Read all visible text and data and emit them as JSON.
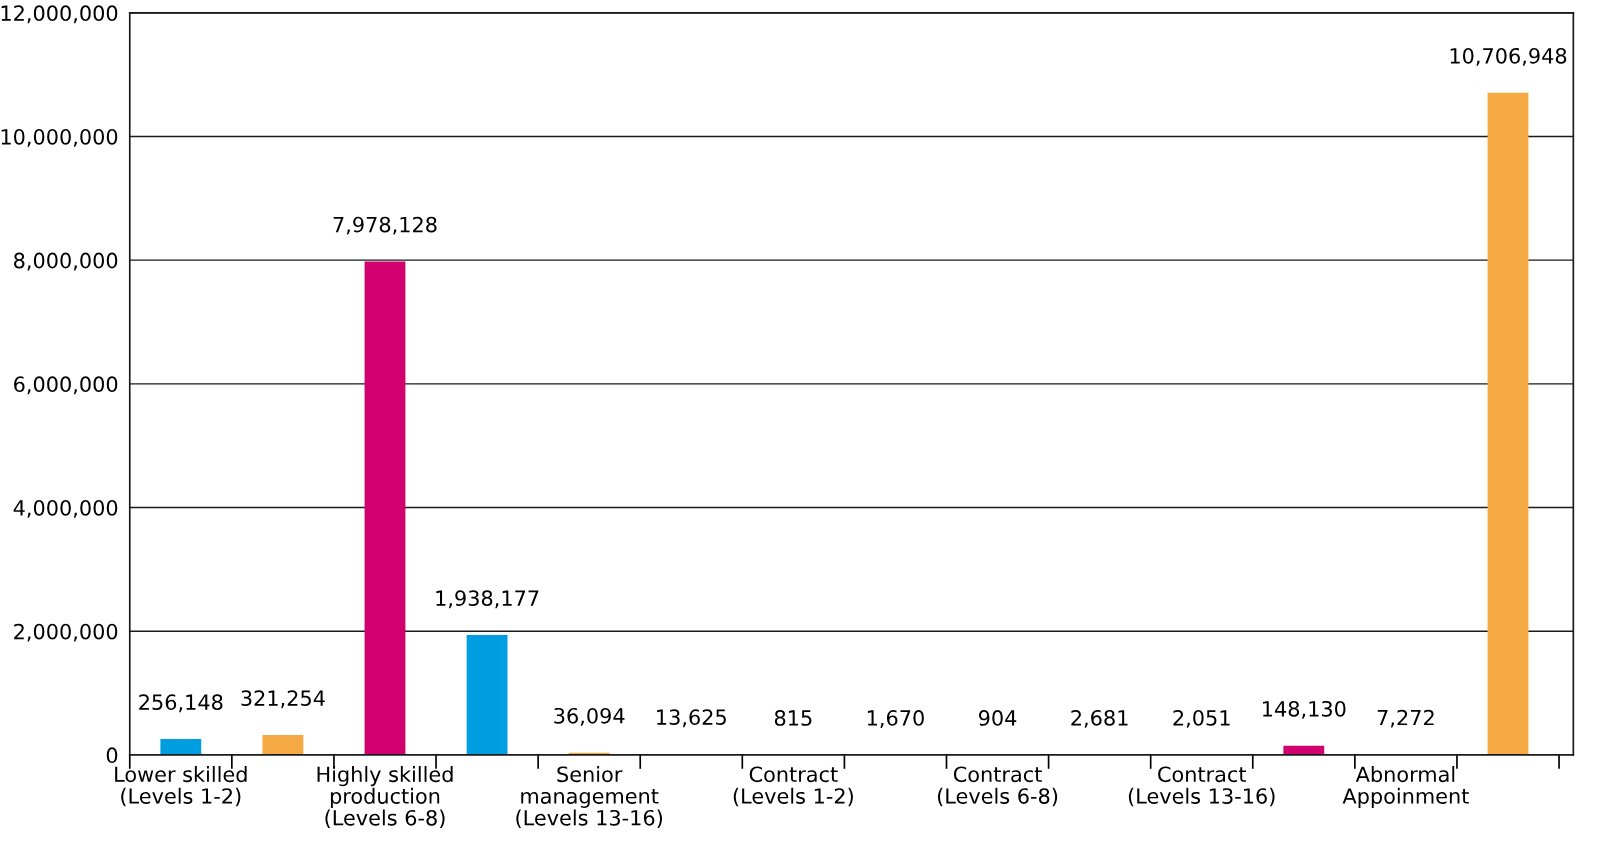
{
  "chart_data": {
    "type": "bar",
    "categories": [
      "Lower skilled\n(Levels 1-2)",
      null,
      "Highly skilled\nproduction\n(Levels 6-8)",
      null,
      "Senior\nmanagement\n(Levels 13-16)",
      null,
      "Contract\n(Levels 1-2)",
      null,
      "Contract\n(Levels 6-8)",
      null,
      "Contract\n(Levels 13-16)",
      null,
      "Abnormal\nAppoinment",
      null
    ],
    "values": [
      256148,
      321254,
      7978128,
      1938177,
      36094,
      13625,
      815,
      1670,
      904,
      2681,
      2051,
      148130,
      7272,
      10706948
    ],
    "value_labels": [
      "256,148",
      "321,254",
      "7,978,128",
      "1,938,177",
      "36,094",
      "13,625",
      "815",
      "1,670",
      "904",
      "2,681",
      "2,051",
      "148,130",
      "7,272",
      "10,706,948"
    ],
    "colors": [
      "#009ee0",
      "#f4a944",
      "#d1006f",
      "#009ee0",
      "#f4a944",
      "#d1006f",
      "#009ee0",
      "#f4a944",
      "#d1006f",
      "#009ee0",
      "#f4a944",
      "#d1006f",
      "#009ee0",
      "#f4a944"
    ],
    "ylim": [
      0,
      12000000
    ],
    "yticks": [
      0,
      {
        "value": 2000000,
        "label": "2,000,000"
      },
      {
        "value": 4000000,
        "label": "4,000,000"
      },
      {
        "value": 6000000,
        "label": "6,000,000"
      },
      {
        "value": 8000000,
        "label": "8,000,000"
      },
      {
        "value": 10000000,
        "label": "10,000,000"
      },
      {
        "value": 12000000,
        "label": "12,000,000"
      }
    ],
    "grid": "y"
  }
}
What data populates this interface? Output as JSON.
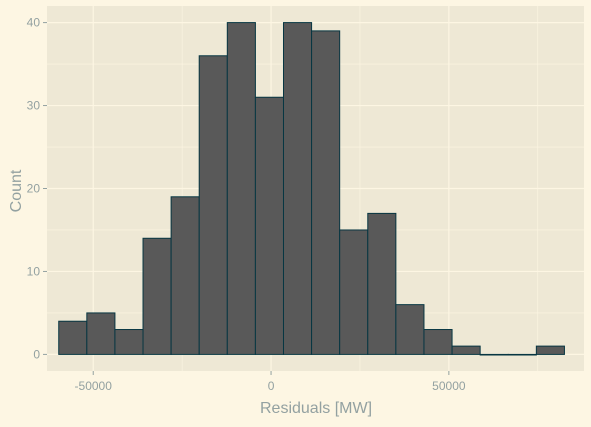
{
  "colors": {
    "page_background": "#fdf6e3",
    "panel_background": "#eee8d5",
    "grid": "#fdf6e3",
    "bar_fill": "#595959",
    "bar_stroke": "#073642",
    "text": "#93a1a1"
  },
  "chart_data": {
    "type": "bar",
    "title": "",
    "xlabel": "Residuals [MW]",
    "ylabel": "Count",
    "grid": true,
    "legend": "none",
    "xlim": [
      -63000,
      88000
    ],
    "ylim": [
      -2,
      42
    ],
    "x_ticks": [
      -50000,
      0,
      50000
    ],
    "x_tick_labels": [
      "-50000",
      "0",
      "50000"
    ],
    "y_ticks": [
      0,
      10,
      20,
      30,
      40
    ],
    "y_tick_labels": [
      "0",
      "10",
      "20",
      "30",
      "40"
    ],
    "bin_width": 7900,
    "bins": [
      {
        "x0": -59700,
        "x1": -51800,
        "count": 4
      },
      {
        "x0": -51800,
        "x1": -43900,
        "count": 5
      },
      {
        "x0": -43900,
        "x1": -36000,
        "count": 3
      },
      {
        "x0": -36000,
        "x1": -28100,
        "count": 14
      },
      {
        "x0": -28100,
        "x1": -20200,
        "count": 19
      },
      {
        "x0": -20200,
        "x1": -12300,
        "count": 36
      },
      {
        "x0": -12300,
        "x1": -4400,
        "count": 40
      },
      {
        "x0": -4400,
        "x1": 3500,
        "count": 31
      },
      {
        "x0": 3500,
        "x1": 11400,
        "count": 40
      },
      {
        "x0": 11400,
        "x1": 19300,
        "count": 39
      },
      {
        "x0": 19300,
        "x1": 27200,
        "count": 15
      },
      {
        "x0": 27200,
        "x1": 35100,
        "count": 17
      },
      {
        "x0": 35100,
        "x1": 43000,
        "count": 6
      },
      {
        "x0": 43000,
        "x1": 50900,
        "count": 3
      },
      {
        "x0": 50900,
        "x1": 58800,
        "count": 1
      },
      {
        "x0": 58800,
        "x1": 66700,
        "count": 0
      },
      {
        "x0": 66700,
        "x1": 74600,
        "count": 0
      },
      {
        "x0": 74600,
        "x1": 82500,
        "count": 1
      }
    ]
  }
}
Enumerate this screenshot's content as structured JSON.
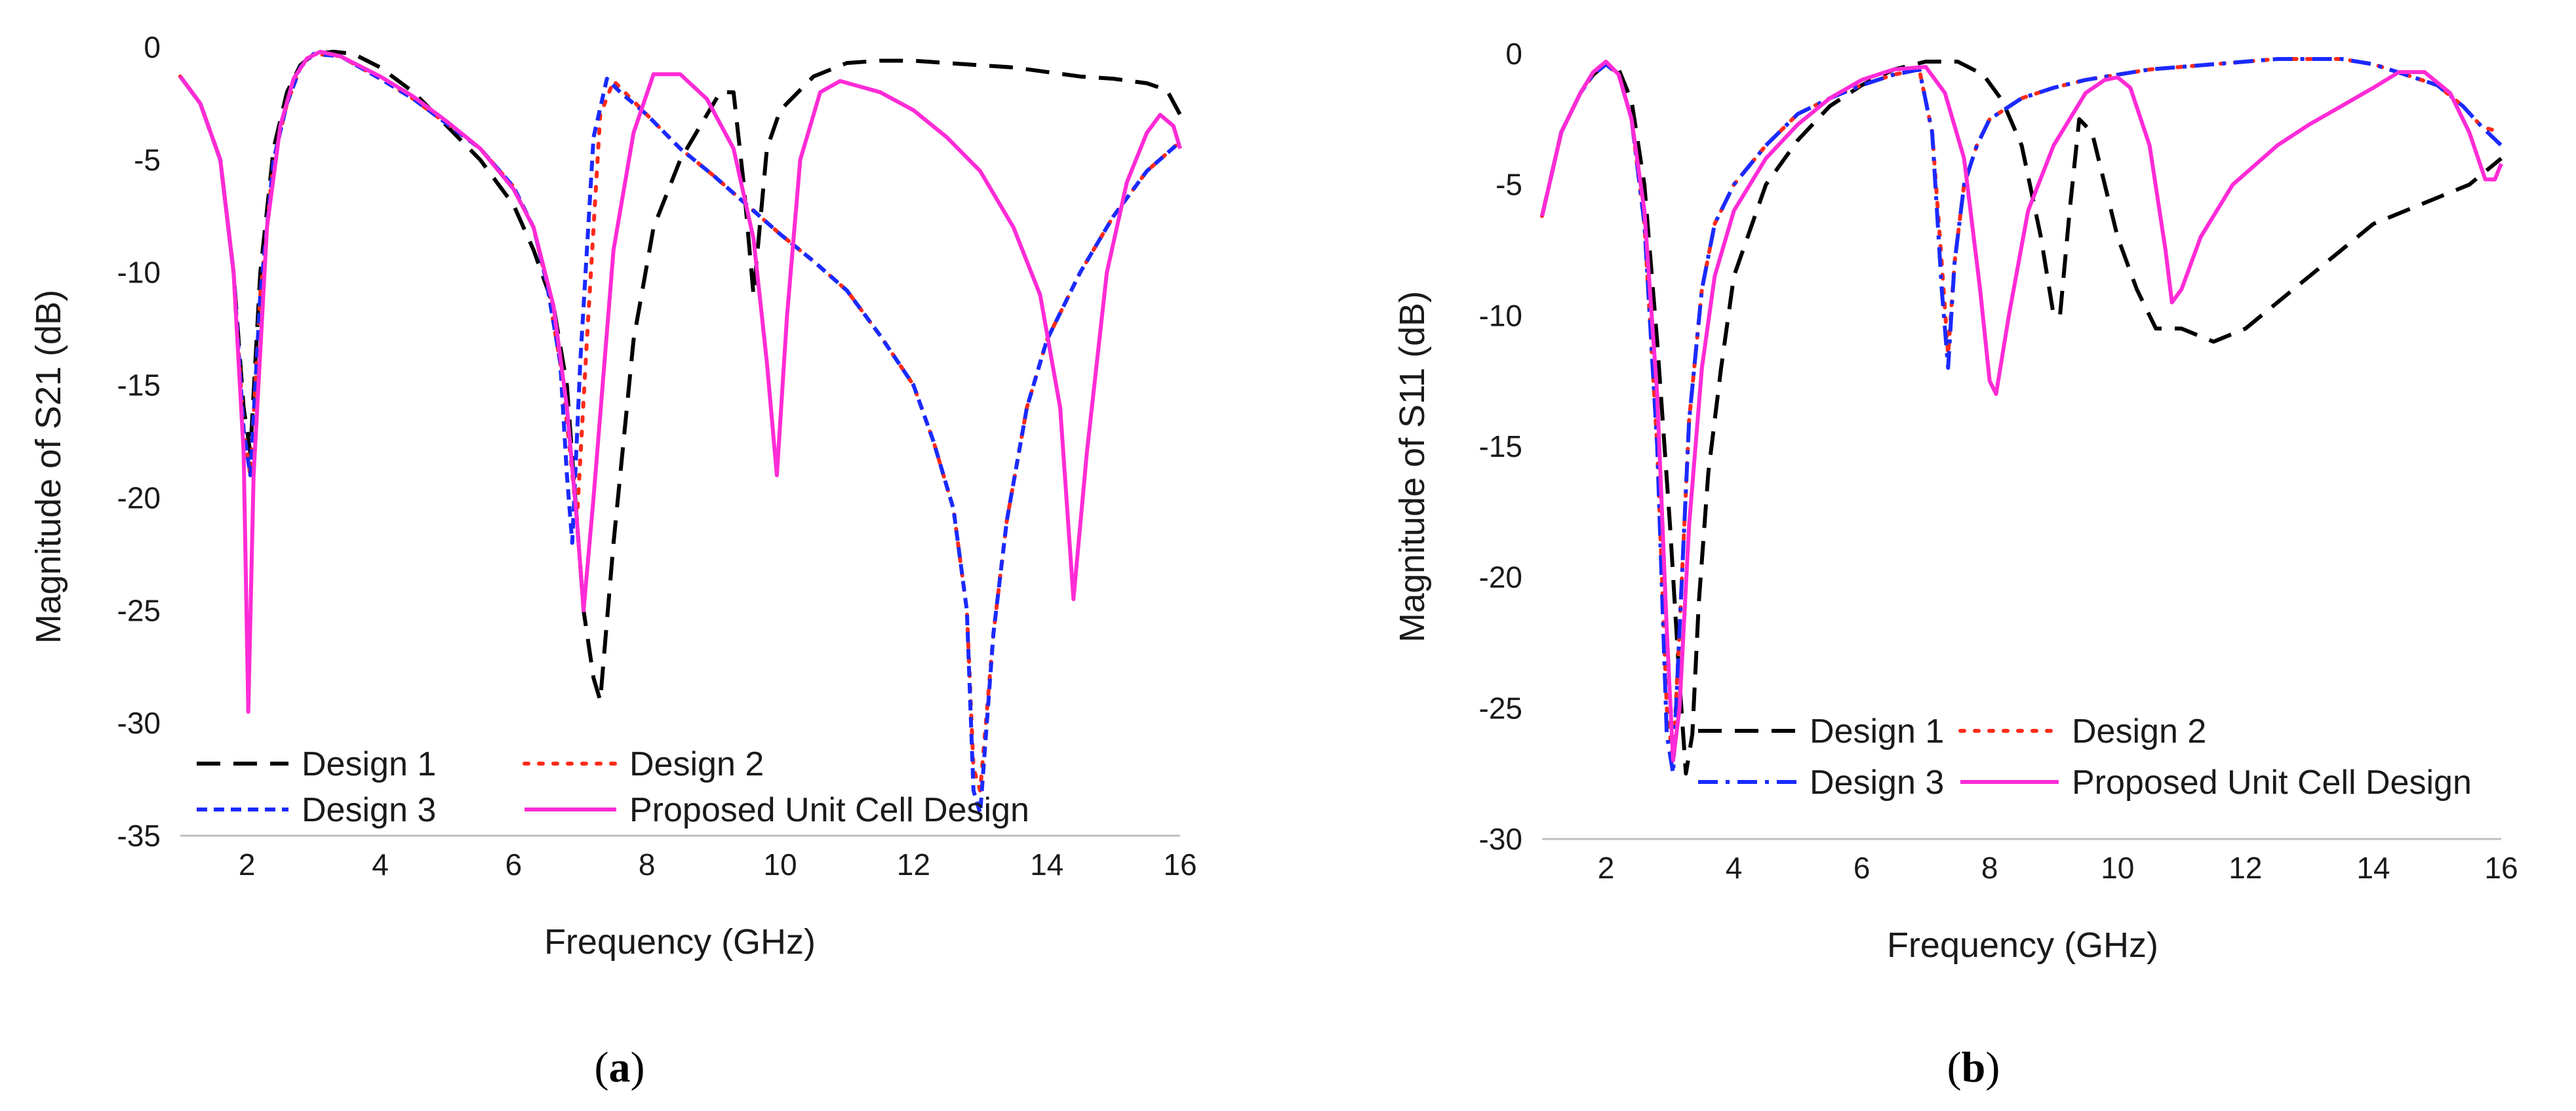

##############################

• _WHAT IS REQUIRED_
Repeat all the records above exactly, leaving out any pictures.

• _EXERCISE SOLUTION_
Read all visible text and data and emit them as JSON.
{
  "chart_data": {
    "type": "bar",
    "categories": [
      "Lower skilled\n(Levels 1-2)",
      null,
      "Highly skilled\nproduction\n(Levels 6-8)",
      null,
      "Senior\nmanagement\n(Levels 13-16)",
      null,
      "Contract\n(Levels 1-2)",
      null,
      "Contract\n(Levels 6-8)",
      null,
      "Contract\n(Levels 13-16)",
      null,
      "Abnormal\nAppoinment",
      null
    ],
    "values": [
      256148,
      321254,
      7978128,
      1938177,
      36094,
      13625,
      815,
      1670,
      904,
      2681,
      2051,
      148130,
      7272,
      10706948
    ],
    "value_labels": [
      "256,148",
      "321,254",
      "7,978,128",
      "1,938,177",
      "36,094",
      "13,625",
      "815",
      "1,670",
      "904",
      "2,681",
      "2,051",
      "148,130",
      "7,272",
      "10,706,948"
    ],
    "colors": [
      "#009ee0",
      "#f4a944",
      "#d1006f",
      "#009ee0",
      "#f4a944",
      "#d1006f",
      "#009ee0",
      "#f4a944",
      "#d1006f",
      "#009ee0",
      "#f4a944",
      "#d1006f",
      "#009ee0",
      "#f4a944"
    ],
    "ylim": [
      0,
      12000000
    ],
    "yticks": [
      0,
      {
        "value": 2000000,
        "label": "2,000,000"
      },
      {
        "value": 4000000,
        "label": "4,000,000"
      },
      {
        "value": 6000000,
        "label": "6,000,000"
      },
      {
        "value": 8000000,
        "label": "8,000,000"
      },
      {
        "value": 10000000,
        "label": "10,000,000"
      },
      {
        "value": 12000000,
        "label": "12,000,000"
      }
    ],
    "grid": "y"
  }
}
What data populates this interface? Output as JSON.
{
  "colors": {
    "page_background": "#fdf6e3",
    "panel_background": "#eee8d5",
    "grid": "#fdf6e3",
    "bar_fill": "#595959",
    "bar_stroke": "#073642",
    "text": "#93a1a1"
  },
  "chart_data": {
    "type": "bar",
    "title": "",
    "xlabel": "Residuals [MW]",
    "ylabel": "Count",
    "grid": true,
    "legend": "none",
    "xlim": [
      -63000,
      88000
    ],
    "ylim": [
      -2,
      42
    ],
    "x_ticks": [
      -50000,
      0,
      50000
    ],
    "x_tick_labels": [
      "-50000",
      "0",
      "50000"
    ],
    "y_ticks": [
      0,
      10,
      20,
      30,
      40
    ],
    "y_tick_labels": [
      "0",
      "10",
      "20",
      "30",
      "40"
    ],
    "bin_width": 7900,
    "bins": [
      {
        "x0": -59700,
        "x1": -51800,
        "count": 4
      },
      {
        "x0": -51800,
        "x1": -43900,
        "count": 5
      },
      {
        "x0": -43900,
        "x1": -36000,
        "count": 3
      },
      {
        "x0": -36000,
        "x1": -28100,
        "count": 14
      },
      {
        "x0": -28100,
        "x1": -20200,
        "count": 19
      },
      {
        "x0": -20200,
        "x1": -12300,
        "count": 36
      },
      {
        "x0": -12300,
        "x1": -4400,
        "count": 40
      },
      {
        "x0": -4400,
        "x1": 3500,
        "count": 31
      },
      {
        "x0": 3500,
        "x1": 11400,
        "count": 40
      },
      {
        "x0": 11400,
        "x1": 19300,
        "count": 39
      },
      {
        "x0": 19300,
        "x1": 27200,
        "count": 15
      },
      {
        "x0": 27200,
        "x1": 35100,
        "count": 17
      },
      {
        "x0": 35100,
        "x1": 43000,
        "count": 6
      },
      {
        "x0": 43000,
        "x1": 50900,
        "count": 3
      },
      {
        "x0": 50900,
        "x1": 58800,
        "count": 1
      },
      {
        "x0": 58800,
        "x1": 66700,
        "count": 0
      },
      {
        "x0": 66700,
        "x1": 74600,
        "count": 0
      },
      {
        "x0": 74600,
        "x1": 82500,
        "count": 1
      }
    ]
  }
}
Enumerate this screenshot's content as structured JSON.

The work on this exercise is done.